▸ EXERCISE DESCRIPTION
Your copy of the material must match it exactly, except that pictures are dropped.

* START RAW DATA *

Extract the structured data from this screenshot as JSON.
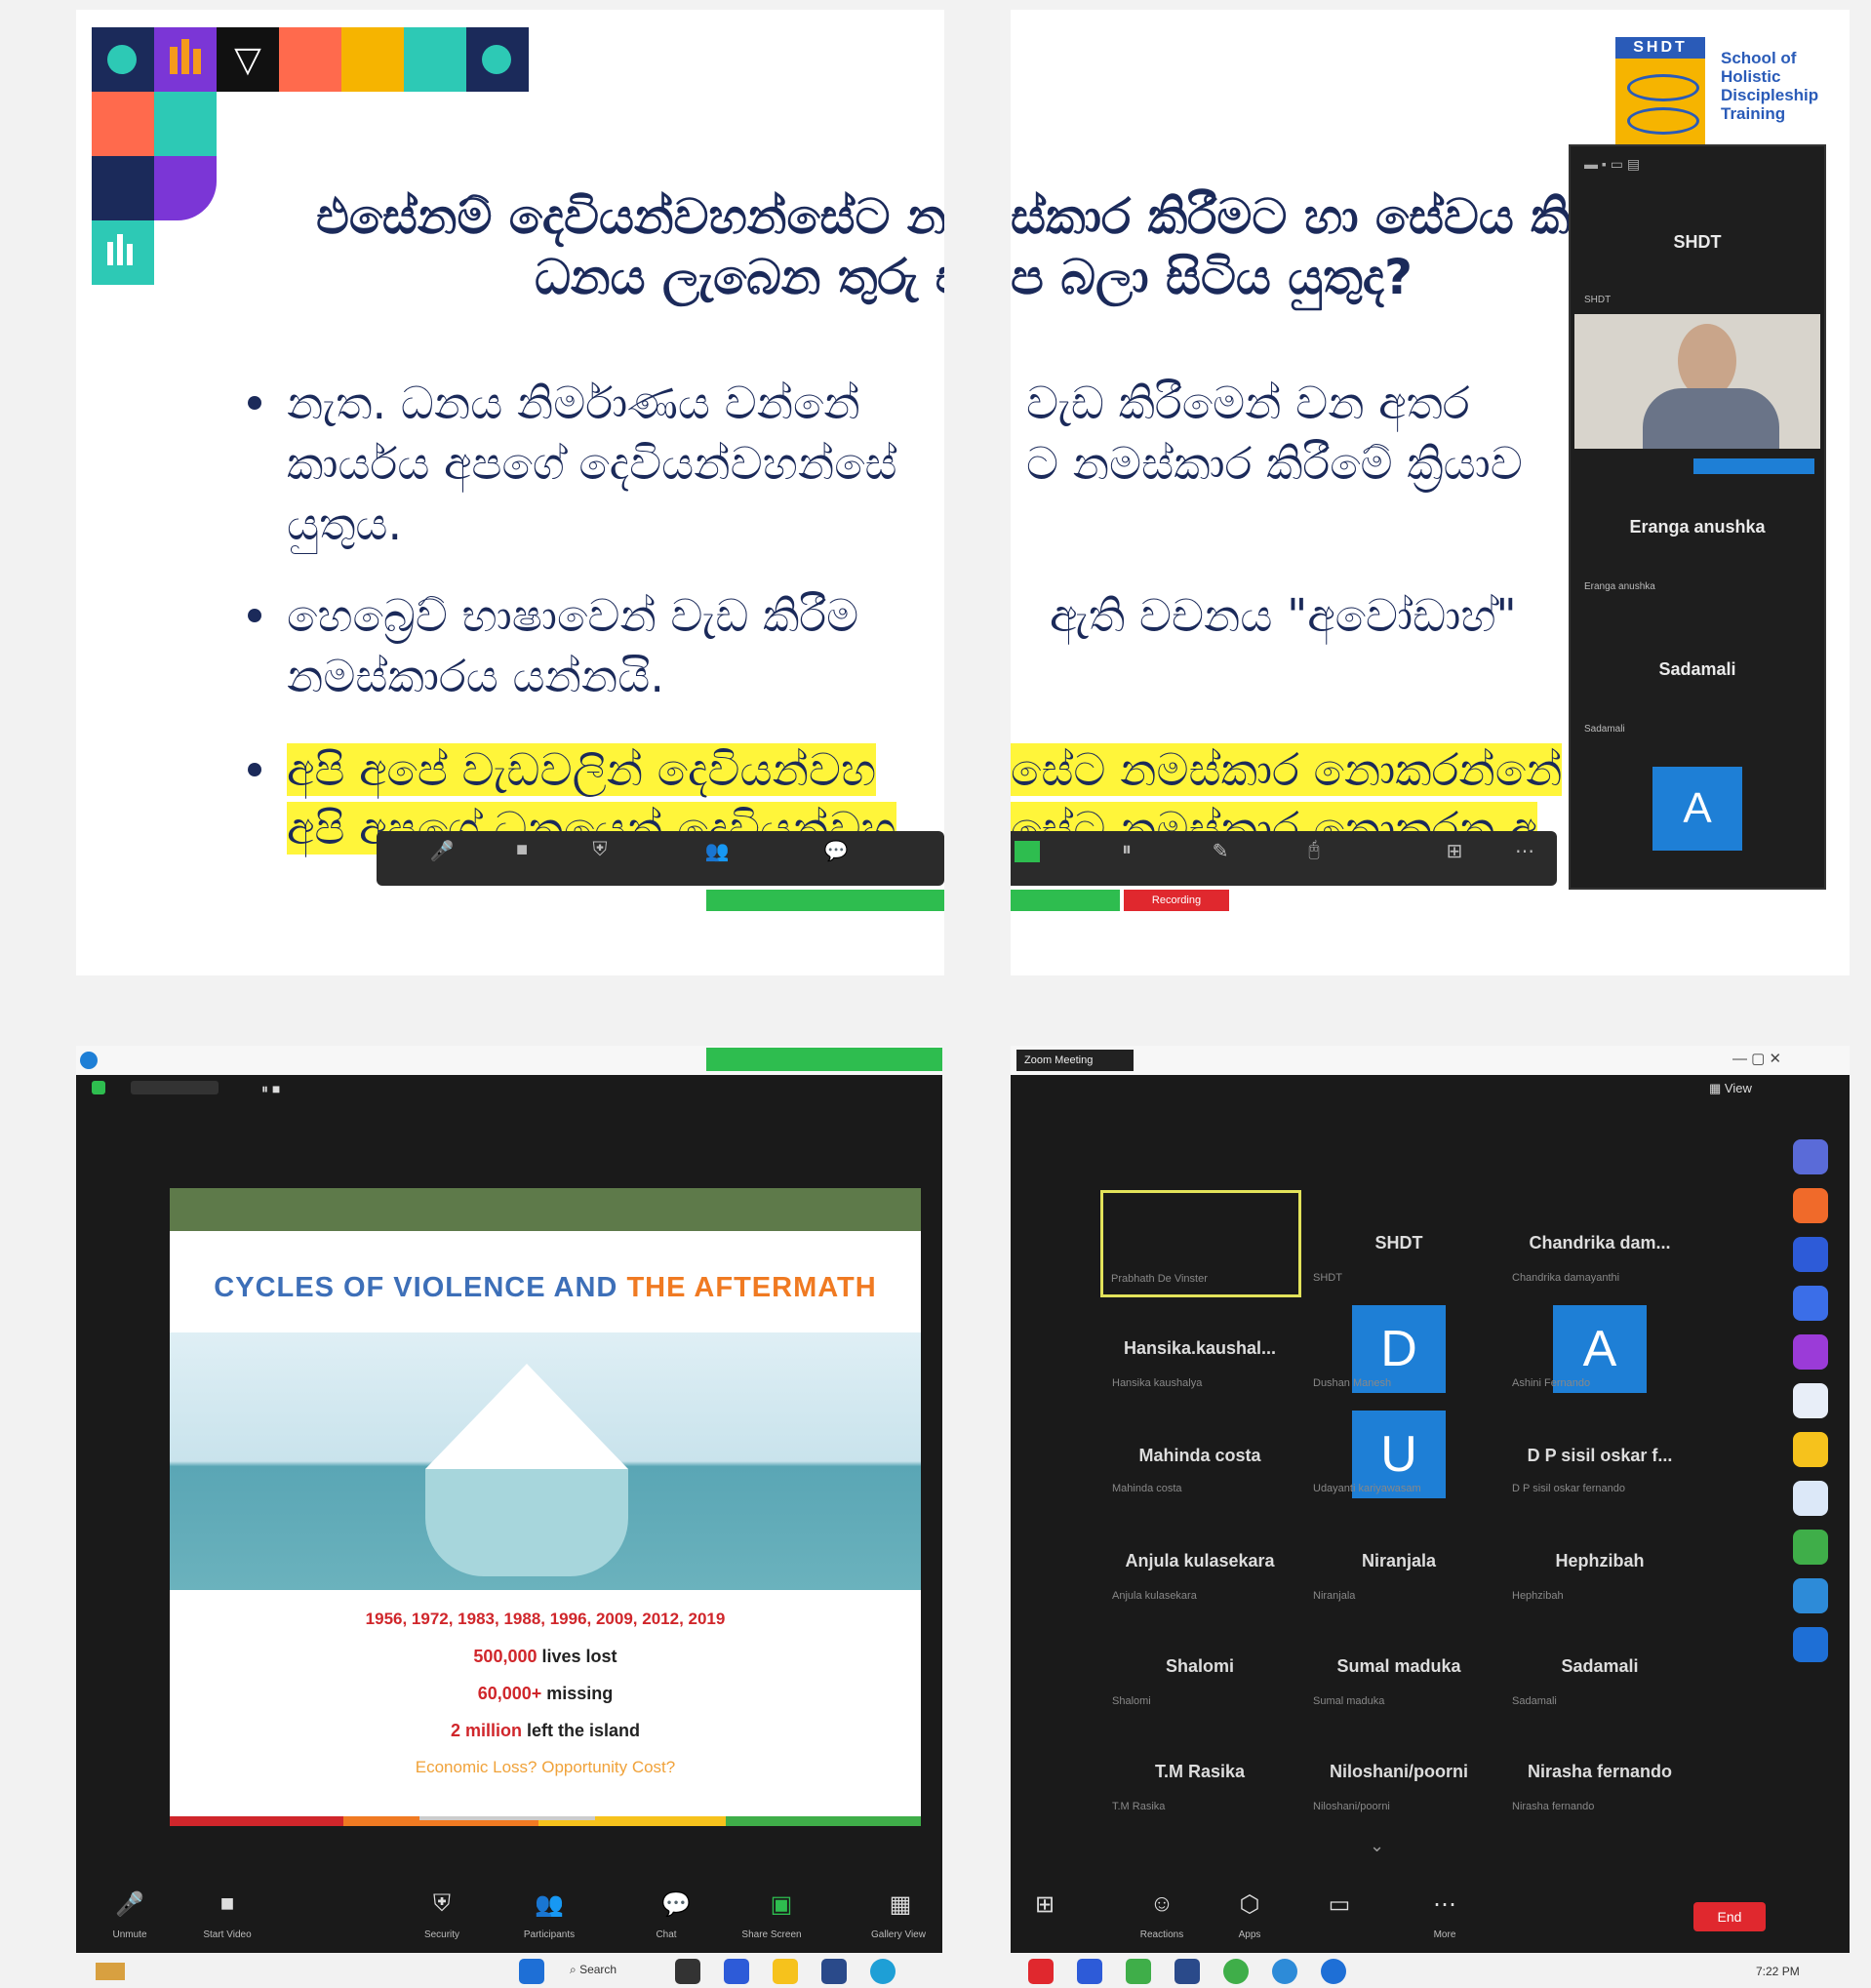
{
  "slide": {
    "title_line1_left": "එසේනම් දෙවියන්වහන්සේට නම",
    "title_line1_right": "ස්කාර කිරීමට හා සේවය කිරී",
    "title_line2_left": "ධනය ලැබෙන තුරු ඒ",
    "title_line2_right": "ප බලා සිටිය යුතුද?",
    "bullet1_l1_left": "නැත. ධනය නිර්මාණය වන්නේ",
    "bullet1_l1_right": "වැඩ කිරීමෙන් වන අතර",
    "bullet1_l2_left": "කාර්යය අපගේ දෙවියන්වහන්සේ",
    "bullet1_l2_right": "ට නමස්කාර කිරීමේ ක්‍රියාව",
    "bullet1_l3": "යුතුය.",
    "bullet2_l1_left": "හෙබ්‍රෙව් භාෂාවෙන් වැඩ කිරීම",
    "bullet2_l1_right": "ඇති වචනය \"අවෝඩාහ්\"",
    "bullet2_l2": "නමස්කාරය යන්නයි.",
    "bullet3_l1_left": "අපි අපේ වැඩවලින් දෙවියන්වහ",
    "bullet3_l1_right": "සේට නමස්කාර නොකරන්නේ",
    "bullet3_l2_left": "අපි අපගේ ධනයෙන් දෙවියන්වහ",
    "bullet3_l2_right": "සේට නමස්කාර නොකරන අ",
    "logo_badge": "SHDT",
    "logo_text": [
      "School of",
      "Holistic",
      "Discipleship",
      "Training"
    ]
  },
  "participant_panel": {
    "tiles": [
      {
        "name": "SHDT",
        "sub": "SHDT"
      },
      {
        "name": "Eranga anushka",
        "sub": "Eranga anushka"
      },
      {
        "name": "Sadamali",
        "sub": "Sadamali"
      }
    ],
    "avatar_letter": "A"
  },
  "recording_badge": "Recording",
  "bottom_left": {
    "slide_title_part1": "CYCLES OF VIOLENCE AND",
    "slide_title_part2": "THE AFTERMATH",
    "years": "1956, 1972, 1983, 1988, 1996, 2009, 2012, 2019",
    "lines": [
      {
        "num": "500,000",
        "rest": "lives lost"
      },
      {
        "num": "60,000+",
        "rest": "missing"
      },
      {
        "num": "2 million",
        "rest": "left the island"
      }
    ],
    "question": "Economic Loss? Opportunity Cost?",
    "toolbar": [
      "Unmute",
      "Start Video",
      "Security",
      "Participants",
      "Chat",
      "Share Screen",
      "Gallery View"
    ]
  },
  "bottom_right": {
    "window_title": "Zoom Meeting",
    "view_label": "View",
    "tiles": [
      {
        "name": "SHDT",
        "sub": "SHDT"
      },
      {
        "name": "Chandrika dam...",
        "sub": "Chandrika damayanthi"
      },
      {
        "name": "Hansika.kaushal...",
        "sub": "Hansika kaushalya"
      },
      {
        "name": "",
        "sub": "Dushan Manesh",
        "avatar": "D"
      },
      {
        "name": "",
        "sub": "Ashini Fernando",
        "avatar": "A"
      },
      {
        "name": "Mahinda costa",
        "sub": "Mahinda costa"
      },
      {
        "name": "",
        "sub": "Udayanti kariyawasam",
        "avatar": "U"
      },
      {
        "name": "D P sisil oskar f...",
        "sub": "D P sisil oskar fernando"
      },
      {
        "name": "Anjula kulasekara",
        "sub": "Anjula kulasekara"
      },
      {
        "name": "Niranjala",
        "sub": "Niranjala"
      },
      {
        "name": "Hephzibah",
        "sub": "Hephzibah"
      },
      {
        "name": "Shalomi",
        "sub": "Shalomi"
      },
      {
        "name": "Sumal maduka",
        "sub": "Sumal maduka"
      },
      {
        "name": "Sadamali",
        "sub": "Sadamali"
      },
      {
        "name": "T.M Rasika",
        "sub": "T.M Rasika"
      },
      {
        "name": "Niloshani/poorni",
        "sub": "Niloshani/poorni"
      },
      {
        "name": "Nirasha fernando",
        "sub": "Nirasha fernando"
      }
    ],
    "first_tile_sub": "Prabhath De Vinster",
    "toolbar": [
      "Apps",
      "Reactions",
      "More"
    ],
    "end_label": "End"
  },
  "taskbar": {
    "search_label": "Search",
    "time": "7:22 PM"
  }
}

* END RAW DATA *

▸ FINISHED EXERCISE
Extract the structured data from this screenshot as JSON.
{
  "slide": {
    "title_line1_left": "එසේනම් දෙවියන්වහන්සේට නම",
    "title_line1_right": "ස්කාර කිරීමට හා සේවය කිරී",
    "title_line2_left": "ධනය ලැබෙන තුරු ඒ",
    "title_line2_right": "ප බලා සිටිය යුතුද?",
    "bullet1_l1_left": "නැත. ධනය නිර්මාණය වන්නේ",
    "bullet1_l1_right": "වැඩ කිරීමෙන් වන අතර",
    "bullet1_l2_left": "කාර්යය අපගේ දෙවියන්වහන්සේ",
    "bullet1_l2_right": "ට නමස්කාර කිරීමේ ක්‍රියාව",
    "bullet1_l3": "යුතුය.",
    "bullet2_l1_left": "හෙබ්‍රෙව් භාෂාවෙන් වැඩ කිරීම",
    "bullet2_l1_right": "ඇති වචනය \"අවෝඩාහ්\"",
    "bullet2_l2": "නමස්කාරය යන්නයි.",
    "bullet3_l1_left": "අපි අපේ වැඩවලින් දෙවියන්වහ",
    "bullet3_l1_right": "සේට නමස්කාර නොකරන්නේ",
    "bullet3_l2_left": "අපි අපගේ ධනයෙන් දෙවියන්වහ",
    "bullet3_l2_right": "සේට නමස්කාර නොකරන අ",
    "logo_badge": "SHDT",
    "logo_text": [
      "School of",
      "Holistic",
      "Discipleship",
      "Training"
    ]
  },
  "participant_panel": {
    "tiles": [
      {
        "name": "SHDT",
        "sub": "SHDT"
      },
      {
        "name": "Eranga anushka",
        "sub": "Eranga anushka"
      },
      {
        "name": "Sadamali",
        "sub": "Sadamali"
      }
    ],
    "avatar_letter": "A"
  },
  "recording_badge": "Recording",
  "bottom_left": {
    "slide_title_part1": "CYCLES OF VIOLENCE AND",
    "slide_title_part2": "THE AFTERMATH",
    "years": "1956, 1972, 1983, 1988, 1996, 2009, 2012, 2019",
    "lines": [
      {
        "num": "500,000",
        "rest": "lives lost"
      },
      {
        "num": "60,000+",
        "rest": "missing"
      },
      {
        "num": "2 million",
        "rest": "left the island"
      }
    ],
    "question": "Economic Loss? Opportunity Cost?",
    "toolbar": [
      "Unmute",
      "Start Video",
      "Security",
      "Participants",
      "Chat",
      "Share Screen",
      "Gallery View"
    ]
  },
  "bottom_right": {
    "window_title": "Zoom Meeting",
    "view_label": "View",
    "tiles": [
      {
        "name": "SHDT",
        "sub": "SHDT"
      },
      {
        "name": "Chandrika dam...",
        "sub": "Chandrika damayanthi"
      },
      {
        "name": "Hansika.kaushal...",
        "sub": "Hansika kaushalya"
      },
      {
        "name": "",
        "sub": "Dushan Manesh",
        "avatar": "D"
      },
      {
        "name": "",
        "sub": "Ashini Fernando",
        "avatar": "A"
      },
      {
        "name": "Mahinda costa",
        "sub": "Mahinda costa"
      },
      {
        "name": "",
        "sub": "Udayanti kariyawasam",
        "avatar": "U"
      },
      {
        "name": "D P sisil oskar f...",
        "sub": "D P sisil oskar fernando"
      },
      {
        "name": "Anjula kulasekara",
        "sub": "Anjula kulasekara"
      },
      {
        "name": "Niranjala",
        "sub": "Niranjala"
      },
      {
        "name": "Hephzibah",
        "sub": "Hephzibah"
      },
      {
        "name": "Shalomi",
        "sub": "Shalomi"
      },
      {
        "name": "Sumal maduka",
        "sub": "Sumal maduka"
      },
      {
        "name": "Sadamali",
        "sub": "Sadamali"
      },
      {
        "name": "T.M Rasika",
        "sub": "T.M Rasika"
      },
      {
        "name": "Niloshani/poorni",
        "sub": "Niloshani/poorni"
      },
      {
        "name": "Nirasha fernando",
        "sub": "Nirasha fernando"
      }
    ],
    "first_tile_sub": "Prabhath De Vinster",
    "toolbar": [
      "Apps",
      "Reactions",
      "More"
    ],
    "end_label": "End"
  },
  "taskbar": {
    "search_label": "Search",
    "time": "7:22 PM"
  }
}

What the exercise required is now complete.